-- BEGIN DATASET CONTENT --

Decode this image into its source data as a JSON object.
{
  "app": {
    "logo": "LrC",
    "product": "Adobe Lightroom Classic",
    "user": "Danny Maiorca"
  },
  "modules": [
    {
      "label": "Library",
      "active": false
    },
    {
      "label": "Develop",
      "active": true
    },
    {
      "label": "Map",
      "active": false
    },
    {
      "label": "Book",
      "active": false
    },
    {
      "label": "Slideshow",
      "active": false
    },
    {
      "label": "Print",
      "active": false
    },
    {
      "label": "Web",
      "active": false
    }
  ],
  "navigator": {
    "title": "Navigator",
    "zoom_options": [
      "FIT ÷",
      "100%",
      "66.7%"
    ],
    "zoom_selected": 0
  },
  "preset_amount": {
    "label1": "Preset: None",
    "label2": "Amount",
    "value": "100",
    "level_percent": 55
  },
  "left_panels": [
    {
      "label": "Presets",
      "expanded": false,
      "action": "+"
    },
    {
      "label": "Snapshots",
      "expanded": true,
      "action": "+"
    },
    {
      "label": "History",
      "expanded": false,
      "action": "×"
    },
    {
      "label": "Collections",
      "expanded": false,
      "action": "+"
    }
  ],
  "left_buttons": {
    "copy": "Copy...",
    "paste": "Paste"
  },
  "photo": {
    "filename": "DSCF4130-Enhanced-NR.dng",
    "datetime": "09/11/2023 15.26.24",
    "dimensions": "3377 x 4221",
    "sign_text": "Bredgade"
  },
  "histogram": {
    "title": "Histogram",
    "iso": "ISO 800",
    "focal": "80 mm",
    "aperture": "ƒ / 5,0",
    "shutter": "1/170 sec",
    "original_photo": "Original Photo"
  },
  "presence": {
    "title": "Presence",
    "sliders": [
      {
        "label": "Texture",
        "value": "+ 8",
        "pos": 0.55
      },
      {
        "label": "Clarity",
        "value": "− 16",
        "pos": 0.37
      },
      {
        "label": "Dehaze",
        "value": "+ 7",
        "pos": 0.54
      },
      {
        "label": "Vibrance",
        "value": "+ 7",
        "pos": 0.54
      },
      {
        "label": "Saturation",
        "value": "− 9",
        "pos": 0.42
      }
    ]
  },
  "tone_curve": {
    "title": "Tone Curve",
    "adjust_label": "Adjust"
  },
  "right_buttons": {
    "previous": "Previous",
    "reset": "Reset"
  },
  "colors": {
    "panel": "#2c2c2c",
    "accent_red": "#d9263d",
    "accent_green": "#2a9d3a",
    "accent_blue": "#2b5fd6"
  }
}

-- END DATASET CONTENT --

» WHAT YOU ARE ASKED TO DO
Give the data again, exactly as it stands.

» REPLY TO THE TASK
Decode this image into its source data as a JSON object.
{
  "app": {
    "logo": "LrC",
    "product": "Adobe Lightroom Classic",
    "user": "Danny Maiorca"
  },
  "modules": [
    {
      "label": "Library",
      "active": false
    },
    {
      "label": "Develop",
      "active": true
    },
    {
      "label": "Map",
      "active": false
    },
    {
      "label": "Book",
      "active": false
    },
    {
      "label": "Slideshow",
      "active": false
    },
    {
      "label": "Print",
      "active": false
    },
    {
      "label": "Web",
      "active": false
    }
  ],
  "navigator": {
    "title": "Navigator",
    "zoom_options": [
      "FIT ÷",
      "100%",
      "66.7%"
    ],
    "zoom_selected": 0
  },
  "preset_amount": {
    "label1": "Preset: None",
    "label2": "Amount",
    "value": "100",
    "level_percent": 55
  },
  "left_panels": [
    {
      "label": "Presets",
      "expanded": false,
      "action": "+"
    },
    {
      "label": "Snapshots",
      "expanded": true,
      "action": "+"
    },
    {
      "label": "History",
      "expanded": false,
      "action": "×"
    },
    {
      "label": "Collections",
      "expanded": false,
      "action": "+"
    }
  ],
  "left_buttons": {
    "copy": "Copy...",
    "paste": "Paste"
  },
  "photo": {
    "filename": "DSCF4130-Enhanced-NR.dng",
    "datetime": "09/11/2023 15.26.24",
    "dimensions": "3377 x 4221",
    "sign_text": "Bredgade"
  },
  "histogram": {
    "title": "Histogram",
    "iso": "ISO 800",
    "focal": "80 mm",
    "aperture": "ƒ / 5,0",
    "shutter": "1/170 sec",
    "original_photo": "Original Photo"
  },
  "presence": {
    "title": "Presence",
    "sliders": [
      {
        "label": "Texture",
        "value": "+ 8",
        "pos": 0.55
      },
      {
        "label": "Clarity",
        "value": "− 16",
        "pos": 0.37
      },
      {
        "label": "Dehaze",
        "value": "+ 7",
        "pos": 0.54
      },
      {
        "label": "Vibrance",
        "value": "+ 7",
        "pos": 0.54
      },
      {
        "label": "Saturation",
        "value": "− 9",
        "pos": 0.42
      }
    ]
  },
  "tone_curve": {
    "title": "Tone Curve",
    "adjust_label": "Adjust"
  },
  "right_buttons": {
    "previous": "Previous",
    "reset": "Reset"
  },
  "colors": {
    "panel": "#2c2c2c",
    "accent_red": "#d9263d",
    "accent_green": "#2a9d3a",
    "accent_blue": "#2b5fd6"
  }
}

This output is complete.